--- Work instructions ---
Write out every line below that includes the word "from".

[Data entries]

================

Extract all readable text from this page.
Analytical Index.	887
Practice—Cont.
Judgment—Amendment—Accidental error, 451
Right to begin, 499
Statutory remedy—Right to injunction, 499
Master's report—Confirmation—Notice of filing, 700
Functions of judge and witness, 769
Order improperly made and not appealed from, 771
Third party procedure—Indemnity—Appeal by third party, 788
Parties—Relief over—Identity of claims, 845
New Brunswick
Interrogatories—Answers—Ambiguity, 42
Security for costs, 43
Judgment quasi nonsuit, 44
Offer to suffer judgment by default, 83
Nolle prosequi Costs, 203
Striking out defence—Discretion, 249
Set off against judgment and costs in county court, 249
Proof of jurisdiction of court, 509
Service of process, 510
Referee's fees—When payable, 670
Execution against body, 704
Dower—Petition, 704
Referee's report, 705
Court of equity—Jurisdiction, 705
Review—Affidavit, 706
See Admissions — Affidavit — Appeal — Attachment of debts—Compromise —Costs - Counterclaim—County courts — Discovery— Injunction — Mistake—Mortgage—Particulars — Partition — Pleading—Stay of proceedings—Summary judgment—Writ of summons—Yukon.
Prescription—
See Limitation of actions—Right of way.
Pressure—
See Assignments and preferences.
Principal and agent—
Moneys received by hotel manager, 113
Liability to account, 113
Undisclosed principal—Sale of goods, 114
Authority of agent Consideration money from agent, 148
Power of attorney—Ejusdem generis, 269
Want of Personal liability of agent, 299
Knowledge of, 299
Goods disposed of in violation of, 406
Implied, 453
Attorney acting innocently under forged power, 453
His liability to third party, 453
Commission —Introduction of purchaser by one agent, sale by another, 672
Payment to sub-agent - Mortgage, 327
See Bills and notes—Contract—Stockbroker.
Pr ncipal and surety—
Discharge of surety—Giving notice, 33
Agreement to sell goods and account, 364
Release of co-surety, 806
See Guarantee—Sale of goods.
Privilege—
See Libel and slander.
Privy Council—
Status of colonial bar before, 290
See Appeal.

================

--- Complete answer ---
Extract all readable text from this page.
Order improperly made and not appealed from, 771
Authority of agent Consideration money from agent, 148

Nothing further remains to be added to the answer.